*Input records*.
────────────────────

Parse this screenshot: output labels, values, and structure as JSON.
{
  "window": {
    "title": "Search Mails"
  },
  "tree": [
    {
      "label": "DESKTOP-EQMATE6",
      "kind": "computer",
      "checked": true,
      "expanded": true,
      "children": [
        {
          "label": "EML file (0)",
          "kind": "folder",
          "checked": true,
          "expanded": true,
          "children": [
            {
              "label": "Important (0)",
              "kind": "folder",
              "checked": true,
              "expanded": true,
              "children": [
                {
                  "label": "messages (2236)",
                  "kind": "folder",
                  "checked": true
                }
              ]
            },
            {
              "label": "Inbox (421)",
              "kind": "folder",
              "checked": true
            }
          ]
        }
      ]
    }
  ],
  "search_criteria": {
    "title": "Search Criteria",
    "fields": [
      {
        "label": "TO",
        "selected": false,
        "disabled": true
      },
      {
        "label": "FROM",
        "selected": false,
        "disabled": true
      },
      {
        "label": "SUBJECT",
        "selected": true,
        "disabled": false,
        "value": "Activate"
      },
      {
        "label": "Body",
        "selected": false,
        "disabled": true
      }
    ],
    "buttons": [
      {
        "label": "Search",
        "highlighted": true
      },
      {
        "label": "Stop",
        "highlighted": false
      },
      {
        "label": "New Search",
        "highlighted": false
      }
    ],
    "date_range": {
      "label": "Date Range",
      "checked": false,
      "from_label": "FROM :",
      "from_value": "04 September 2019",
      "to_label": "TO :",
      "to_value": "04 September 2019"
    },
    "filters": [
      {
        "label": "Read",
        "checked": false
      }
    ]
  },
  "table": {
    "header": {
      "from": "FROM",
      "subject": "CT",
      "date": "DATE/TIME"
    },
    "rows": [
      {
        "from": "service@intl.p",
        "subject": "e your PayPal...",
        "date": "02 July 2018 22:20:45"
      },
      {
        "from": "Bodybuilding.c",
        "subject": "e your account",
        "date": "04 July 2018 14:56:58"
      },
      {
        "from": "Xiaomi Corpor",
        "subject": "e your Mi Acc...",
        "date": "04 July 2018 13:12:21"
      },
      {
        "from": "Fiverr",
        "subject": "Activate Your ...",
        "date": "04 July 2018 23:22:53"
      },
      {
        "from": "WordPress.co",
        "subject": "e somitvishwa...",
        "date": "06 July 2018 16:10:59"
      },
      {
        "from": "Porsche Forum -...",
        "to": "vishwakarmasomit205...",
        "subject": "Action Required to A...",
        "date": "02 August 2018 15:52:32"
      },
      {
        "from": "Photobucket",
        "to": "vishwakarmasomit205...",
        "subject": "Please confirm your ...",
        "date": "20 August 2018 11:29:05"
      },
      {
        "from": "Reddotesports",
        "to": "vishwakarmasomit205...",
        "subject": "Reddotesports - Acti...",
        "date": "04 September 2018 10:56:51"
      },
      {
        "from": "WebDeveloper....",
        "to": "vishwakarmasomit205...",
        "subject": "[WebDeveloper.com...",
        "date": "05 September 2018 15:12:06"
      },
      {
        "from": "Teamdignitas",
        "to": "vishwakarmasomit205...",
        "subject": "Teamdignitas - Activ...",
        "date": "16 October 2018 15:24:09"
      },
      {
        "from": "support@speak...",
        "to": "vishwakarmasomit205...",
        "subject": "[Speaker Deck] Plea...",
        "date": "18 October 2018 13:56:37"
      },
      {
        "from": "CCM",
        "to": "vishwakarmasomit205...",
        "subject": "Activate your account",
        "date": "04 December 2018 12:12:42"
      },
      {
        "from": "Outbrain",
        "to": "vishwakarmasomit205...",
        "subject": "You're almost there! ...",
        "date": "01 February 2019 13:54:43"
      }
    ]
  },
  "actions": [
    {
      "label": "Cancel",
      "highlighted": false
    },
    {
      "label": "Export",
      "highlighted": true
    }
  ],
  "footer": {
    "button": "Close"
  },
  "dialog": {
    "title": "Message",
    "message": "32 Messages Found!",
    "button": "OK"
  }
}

────────────────────

*Exercise*.
Collect the lines that hold "July".

*Response for this exercise*.
        "date": "02 July 2018 22:20:45"
        "date": "04 July 2018 14:56:58"
        "date": "04 July 2018 13:12:21"
        "date": "04 July 2018 23:22:53"
        "date": "06 July 2018 16:10:59"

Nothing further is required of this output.